- OBJECTIVES
• 1. Output the bias-variance text from "If we are over-specialized" to "data inartistic noise.", copied word for word.
• 2. In the bias-variance text, what typically happens to the variance as the dataset becomes larger?
• 3. Resume the text on the bias-variance tradeoff after its last sentence.

-- start DOCUMENT TEXT --

This variance is the expectation of the squared difference from the hypothesis function on dataset $D$ and average hypothesis.
If we are over-specialized on some set $D$ we are overfitting.
Typically if the dataset becomes larger the variance should become smaller.
If I remove the outliers, I change the data distribution, and this can certainly help the variance decrease. This means I can use complex models, because variance decreased, and if I use complex models the bias will decrease.
Bias
Bias exists because your hypothesis functions are biased to a particular kind of solution. In other words, bias is inherent to your model.
Noise
How can we reduce noise? Noise depends on the number of features (feature space) so with more features can can help reducing the data inartistic noise.
Also noise is not a function of $D$, more data will not help reducing the noise.
However, here is the trade off, if I add more features, and make noise smaller, I will make the variance larger. This would be the features trade off.
Model complexity trade off
If we set the noise aside the bias variance tradeoff, is simple this.

-- end DOCUMENT TEXT --
-- start RECORDS SUPPLIED --

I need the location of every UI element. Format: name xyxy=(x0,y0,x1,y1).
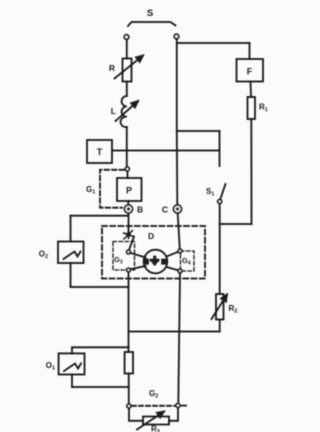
svg-text:R1: R1 xyxy=(259,103,268,114)
machine brushes xyxy=(143,259,149,265)
svg-text:T: T xyxy=(97,147,103,157)
box T xyxy=(87,140,112,163)
oscillograph O1 xyxy=(72,346,129,348)
wire S-right column down to C xyxy=(176,39,178,131)
oscillograph O2 xyxy=(58,242,84,264)
wire R1 down and left to S1 column xyxy=(250,119,252,224)
wire right column below D xyxy=(178,273,180,404)
dashed box G1 xyxy=(100,170,124,208)
svg-text:C: C xyxy=(162,205,168,215)
resistor R3 xyxy=(143,417,169,425)
dashed box G4 xyxy=(181,251,195,271)
switch S1 terminal xyxy=(218,200,222,204)
svg-text:O1: O1 xyxy=(46,361,55,372)
machine node left-bottom xyxy=(127,268,131,272)
dashed box G3 xyxy=(113,242,135,271)
machine leads xyxy=(130,253,145,258)
terminal C xyxy=(174,205,182,213)
svg-text:D: D xyxy=(148,231,154,241)
switch S left terminal xyxy=(124,35,129,40)
wire O2 bottom xyxy=(70,263,72,287)
node G2 right xyxy=(176,404,180,408)
box P xyxy=(117,178,142,201)
machine node left-top xyxy=(127,250,131,254)
svg-text:B: B xyxy=(137,205,143,215)
wire branch to F xyxy=(177,42,250,44)
wire left column below D xyxy=(128,272,130,352)
wire R2 bottom to left column xyxy=(219,320,221,332)
svg-text:P: P xyxy=(126,186,132,196)
wire B down to K xyxy=(128,213,130,233)
arrow through R xyxy=(115,56,144,79)
machine commutator cross xyxy=(150,256,160,266)
inductor L xyxy=(121,96,127,127)
terminal B xyxy=(125,205,133,213)
svg-text:S: S xyxy=(147,8,153,19)
switch K blade xyxy=(129,237,134,251)
dashed box D xyxy=(102,226,205,279)
box F xyxy=(237,59,264,82)
wire T to S1 column xyxy=(112,150,220,152)
wire F to R1 xyxy=(250,82,253,98)
svg-text:F: F xyxy=(247,67,253,77)
switch S1 blade xyxy=(220,184,225,200)
switch S right terminal xyxy=(174,34,179,39)
svg-text:G2: G2 xyxy=(149,389,158,400)
wire node to R3 left xyxy=(129,408,143,421)
contact K xyxy=(124,230,134,239)
switch S blade xyxy=(128,22,176,26)
resistor R xyxy=(123,59,132,82)
wire C to right-top node xyxy=(178,213,180,249)
wire resistor to node xyxy=(128,374,130,405)
wire node to R3 right xyxy=(169,408,178,421)
resistor (unlabeled) xyxy=(125,352,133,374)
wire S-left to R xyxy=(126,40,128,59)
resistor R1 xyxy=(248,97,256,119)
machine node right-top xyxy=(178,249,182,253)
svg-text:R3: R3 xyxy=(151,425,160,432)
node G2 left xyxy=(127,404,131,408)
machine M outer xyxy=(144,250,168,274)
resistor R2 xyxy=(216,294,224,320)
svg-text:R: R xyxy=(109,63,115,73)
machine node right-bottom xyxy=(178,269,182,273)
svg-text:S1: S1 xyxy=(206,187,214,198)
wire L to node xyxy=(126,127,128,167)
wire S1 down xyxy=(219,204,221,295)
wire P to B xyxy=(127,201,129,205)
svg-text:G4: G4 xyxy=(182,256,191,267)
wire R to L xyxy=(126,82,128,97)
svg-text:G3: G3 xyxy=(114,255,123,266)
svg-text:R2: R2 xyxy=(229,304,238,315)
svg-text:O2: O2 xyxy=(39,250,48,261)
wire B branch to O2 top xyxy=(71,215,129,217)
wire branch x220 xyxy=(177,130,220,132)
node small circle above P xyxy=(125,167,129,171)
arrow through L xyxy=(116,101,139,121)
wire node to P xyxy=(127,171,129,178)
dashed line G2 xyxy=(132,405,175,407)
svg-text:G1: G1 xyxy=(86,185,95,196)
svg-text:L: L xyxy=(111,106,116,116)
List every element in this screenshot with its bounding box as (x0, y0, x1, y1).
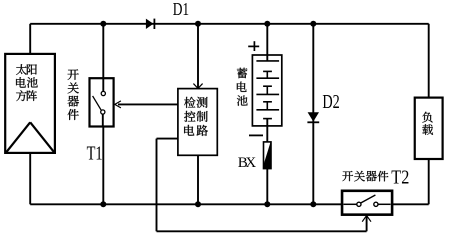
svg-text:D2: D2 (322, 91, 339, 113)
svg-text:D1: D1 (173, 0, 189, 19)
svg-text:T2: T2 (391, 166, 409, 188)
svg-text:T1: T1 (87, 144, 103, 165)
svg-text:BX: BX (238, 155, 257, 171)
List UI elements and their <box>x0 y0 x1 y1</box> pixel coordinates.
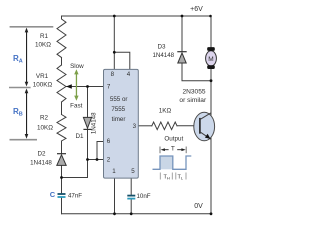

-- end RECORDS SUPPLIED --

- ANSWERS TO THE EXERCISE
• 1.
If we are over-specialized on some set $D$ we are overfitting.
Typically if the dataset becomes larger the variance should become smaller.
If I remove the outliers, I change the data distribution, and this can certainly help the variance decrease. This means I can use complex models, because variance decreased, and if I use complex models the bias will decrease.
Bias
Bias exists because your hypothesis functions are biased to a particular kind of solution. In other words, bias is inherent to your model.
Noise
How can we reduce noise? Noise depends on the number of features (feature space) so with more features can can help reducing the data inartistic noise.

• 2. The variance should become smaller.

• 3.
We know as our model is more complex, it is capable to learn the train dataset specifics well, but it will overfit on a test dataset. The variance on a test dataset will be big. Simpler models cannot learn all the fine grains of the training dataset and because of that the variance will be lower.
It is completely opposite from the bias perspective. The model complexity, make the bias lower. This provides the intuition there is the optimal model complexity we are looking for.
Intuition on bias and variance
How to reduce high variance?
You can detect high variance if the training error is much lower than test error.
If this is the case:
- add more training data
- reduce model complexity
- use bagging
How to reduce the high bias?
If you are not in high variance mode your train and test errors should be close.
If you have high bias: the model being used is not robust enough to produce an accurate prediction.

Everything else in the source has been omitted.